• Stated problem:
Find each line holding the word "behavior" and give the number of such lines, nothing else.

[Data records]
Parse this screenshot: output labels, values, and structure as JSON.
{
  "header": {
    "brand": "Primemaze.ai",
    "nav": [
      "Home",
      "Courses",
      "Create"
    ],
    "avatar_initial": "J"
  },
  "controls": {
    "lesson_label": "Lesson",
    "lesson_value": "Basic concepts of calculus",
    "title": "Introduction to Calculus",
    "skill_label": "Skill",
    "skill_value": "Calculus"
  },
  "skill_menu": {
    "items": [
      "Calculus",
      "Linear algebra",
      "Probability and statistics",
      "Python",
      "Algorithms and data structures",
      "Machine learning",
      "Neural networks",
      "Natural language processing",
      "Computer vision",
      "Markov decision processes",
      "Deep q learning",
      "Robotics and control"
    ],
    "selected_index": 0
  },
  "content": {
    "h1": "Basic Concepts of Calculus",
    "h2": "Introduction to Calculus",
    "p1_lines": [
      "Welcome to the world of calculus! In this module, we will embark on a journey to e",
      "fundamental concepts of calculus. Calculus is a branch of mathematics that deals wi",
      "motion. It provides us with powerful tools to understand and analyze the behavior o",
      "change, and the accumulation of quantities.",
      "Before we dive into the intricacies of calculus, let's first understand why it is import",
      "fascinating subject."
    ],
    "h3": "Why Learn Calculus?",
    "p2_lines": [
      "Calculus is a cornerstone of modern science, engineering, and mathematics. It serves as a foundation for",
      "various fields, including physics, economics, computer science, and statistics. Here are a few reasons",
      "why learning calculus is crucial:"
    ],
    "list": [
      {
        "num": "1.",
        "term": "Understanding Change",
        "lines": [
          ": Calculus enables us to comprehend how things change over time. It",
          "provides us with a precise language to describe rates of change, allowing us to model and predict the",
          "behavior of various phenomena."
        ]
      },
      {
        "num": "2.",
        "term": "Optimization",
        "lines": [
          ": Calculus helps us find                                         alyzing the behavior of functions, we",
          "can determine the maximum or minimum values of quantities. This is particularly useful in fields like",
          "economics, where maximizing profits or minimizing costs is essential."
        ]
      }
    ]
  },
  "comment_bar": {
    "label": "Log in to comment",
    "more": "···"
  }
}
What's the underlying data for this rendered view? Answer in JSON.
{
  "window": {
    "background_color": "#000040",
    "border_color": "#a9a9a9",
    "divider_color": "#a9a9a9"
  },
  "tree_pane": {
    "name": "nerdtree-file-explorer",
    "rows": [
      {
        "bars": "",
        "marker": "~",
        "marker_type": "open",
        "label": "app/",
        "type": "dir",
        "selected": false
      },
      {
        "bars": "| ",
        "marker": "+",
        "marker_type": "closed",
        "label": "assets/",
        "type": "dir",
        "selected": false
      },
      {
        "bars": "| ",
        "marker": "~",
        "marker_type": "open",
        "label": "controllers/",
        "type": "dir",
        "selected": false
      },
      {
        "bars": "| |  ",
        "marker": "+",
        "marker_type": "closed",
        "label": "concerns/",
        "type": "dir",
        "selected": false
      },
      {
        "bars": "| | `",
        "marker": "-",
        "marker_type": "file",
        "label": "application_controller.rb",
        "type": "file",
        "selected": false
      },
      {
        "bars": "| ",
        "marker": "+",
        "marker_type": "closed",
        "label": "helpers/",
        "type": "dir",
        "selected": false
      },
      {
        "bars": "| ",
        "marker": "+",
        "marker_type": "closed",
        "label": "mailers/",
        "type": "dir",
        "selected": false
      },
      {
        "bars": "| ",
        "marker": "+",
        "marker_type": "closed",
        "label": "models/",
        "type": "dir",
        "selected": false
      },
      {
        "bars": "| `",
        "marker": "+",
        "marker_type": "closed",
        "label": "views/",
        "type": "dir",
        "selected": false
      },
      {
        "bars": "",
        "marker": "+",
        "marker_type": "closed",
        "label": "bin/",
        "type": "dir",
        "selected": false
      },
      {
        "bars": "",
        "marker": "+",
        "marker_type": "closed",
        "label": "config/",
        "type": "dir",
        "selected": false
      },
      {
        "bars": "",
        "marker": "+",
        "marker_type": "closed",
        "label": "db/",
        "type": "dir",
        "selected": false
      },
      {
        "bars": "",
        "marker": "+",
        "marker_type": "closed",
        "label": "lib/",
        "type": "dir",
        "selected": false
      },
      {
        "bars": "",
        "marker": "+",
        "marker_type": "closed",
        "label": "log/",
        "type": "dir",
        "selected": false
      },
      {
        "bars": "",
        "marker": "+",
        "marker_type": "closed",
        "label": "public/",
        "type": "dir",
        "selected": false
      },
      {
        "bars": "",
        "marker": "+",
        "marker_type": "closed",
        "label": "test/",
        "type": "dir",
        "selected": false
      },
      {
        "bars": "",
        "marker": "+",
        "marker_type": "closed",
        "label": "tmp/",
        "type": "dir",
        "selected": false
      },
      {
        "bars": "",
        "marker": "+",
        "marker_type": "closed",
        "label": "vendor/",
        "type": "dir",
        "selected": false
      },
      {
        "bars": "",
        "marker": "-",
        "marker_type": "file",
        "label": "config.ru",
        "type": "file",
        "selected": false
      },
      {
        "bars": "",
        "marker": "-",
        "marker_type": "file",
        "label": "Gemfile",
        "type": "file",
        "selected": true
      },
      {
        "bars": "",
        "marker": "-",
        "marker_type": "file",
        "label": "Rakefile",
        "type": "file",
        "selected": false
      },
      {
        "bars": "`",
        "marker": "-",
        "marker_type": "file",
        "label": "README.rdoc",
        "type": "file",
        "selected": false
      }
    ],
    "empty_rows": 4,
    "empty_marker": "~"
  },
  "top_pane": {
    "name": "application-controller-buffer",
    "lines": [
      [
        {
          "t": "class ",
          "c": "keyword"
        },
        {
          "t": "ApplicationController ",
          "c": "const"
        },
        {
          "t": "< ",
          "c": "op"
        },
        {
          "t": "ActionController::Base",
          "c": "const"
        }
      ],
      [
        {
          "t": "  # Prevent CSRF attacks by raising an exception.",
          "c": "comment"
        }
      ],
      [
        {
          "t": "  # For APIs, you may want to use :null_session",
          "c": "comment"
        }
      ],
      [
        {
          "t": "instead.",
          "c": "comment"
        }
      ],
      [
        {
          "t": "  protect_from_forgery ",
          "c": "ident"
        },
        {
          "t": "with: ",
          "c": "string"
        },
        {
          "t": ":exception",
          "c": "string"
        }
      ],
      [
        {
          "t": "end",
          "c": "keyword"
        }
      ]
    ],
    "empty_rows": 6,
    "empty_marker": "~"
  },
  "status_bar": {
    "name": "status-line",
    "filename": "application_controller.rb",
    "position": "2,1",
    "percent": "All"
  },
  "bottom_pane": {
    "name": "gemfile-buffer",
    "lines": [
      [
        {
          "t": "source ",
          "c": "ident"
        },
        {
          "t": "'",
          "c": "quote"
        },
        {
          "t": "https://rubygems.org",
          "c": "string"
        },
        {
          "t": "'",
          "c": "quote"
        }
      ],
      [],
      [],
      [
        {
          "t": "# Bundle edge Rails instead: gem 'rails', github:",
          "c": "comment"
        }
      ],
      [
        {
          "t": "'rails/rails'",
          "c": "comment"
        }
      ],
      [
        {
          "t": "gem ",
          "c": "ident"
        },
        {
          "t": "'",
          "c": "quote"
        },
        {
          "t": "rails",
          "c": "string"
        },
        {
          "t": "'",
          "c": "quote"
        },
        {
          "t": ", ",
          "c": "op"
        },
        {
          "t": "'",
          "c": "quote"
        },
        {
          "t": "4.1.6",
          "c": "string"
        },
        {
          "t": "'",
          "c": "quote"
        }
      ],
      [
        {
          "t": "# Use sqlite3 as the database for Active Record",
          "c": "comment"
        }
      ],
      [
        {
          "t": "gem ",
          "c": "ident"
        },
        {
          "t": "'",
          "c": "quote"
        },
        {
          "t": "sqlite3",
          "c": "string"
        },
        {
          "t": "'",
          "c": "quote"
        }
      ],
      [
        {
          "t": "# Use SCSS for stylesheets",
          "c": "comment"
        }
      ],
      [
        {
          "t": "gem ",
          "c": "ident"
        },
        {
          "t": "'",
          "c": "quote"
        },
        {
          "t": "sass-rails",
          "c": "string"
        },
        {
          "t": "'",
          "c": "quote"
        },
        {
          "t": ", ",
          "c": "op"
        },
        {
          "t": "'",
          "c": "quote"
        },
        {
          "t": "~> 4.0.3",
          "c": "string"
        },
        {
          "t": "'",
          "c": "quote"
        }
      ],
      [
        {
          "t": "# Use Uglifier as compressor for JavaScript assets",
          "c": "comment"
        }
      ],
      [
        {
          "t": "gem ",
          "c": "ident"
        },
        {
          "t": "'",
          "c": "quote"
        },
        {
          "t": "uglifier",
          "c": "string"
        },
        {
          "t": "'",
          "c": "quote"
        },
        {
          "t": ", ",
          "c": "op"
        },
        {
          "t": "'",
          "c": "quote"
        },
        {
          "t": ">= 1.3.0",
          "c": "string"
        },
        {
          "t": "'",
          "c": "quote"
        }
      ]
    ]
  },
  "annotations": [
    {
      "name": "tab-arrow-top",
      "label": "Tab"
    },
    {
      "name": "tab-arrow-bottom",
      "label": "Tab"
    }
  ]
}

• Solution below:
3